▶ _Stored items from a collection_

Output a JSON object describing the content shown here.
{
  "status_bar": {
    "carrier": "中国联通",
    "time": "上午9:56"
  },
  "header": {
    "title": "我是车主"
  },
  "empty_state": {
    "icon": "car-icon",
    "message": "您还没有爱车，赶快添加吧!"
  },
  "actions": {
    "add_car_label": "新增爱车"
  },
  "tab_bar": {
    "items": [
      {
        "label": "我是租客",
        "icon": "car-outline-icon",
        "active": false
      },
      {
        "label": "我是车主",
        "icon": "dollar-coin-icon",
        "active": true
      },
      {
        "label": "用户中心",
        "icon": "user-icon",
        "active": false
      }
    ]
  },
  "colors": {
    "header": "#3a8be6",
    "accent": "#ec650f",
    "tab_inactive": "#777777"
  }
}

▶ _Objective_
From the entries above, list each line with "icon" in it.

▶ _Written solution_
    "icon": "car-icon",
        "icon": "car-outline-icon",
        "icon": "dollar-coin-icon",
        "icon": "user-icon",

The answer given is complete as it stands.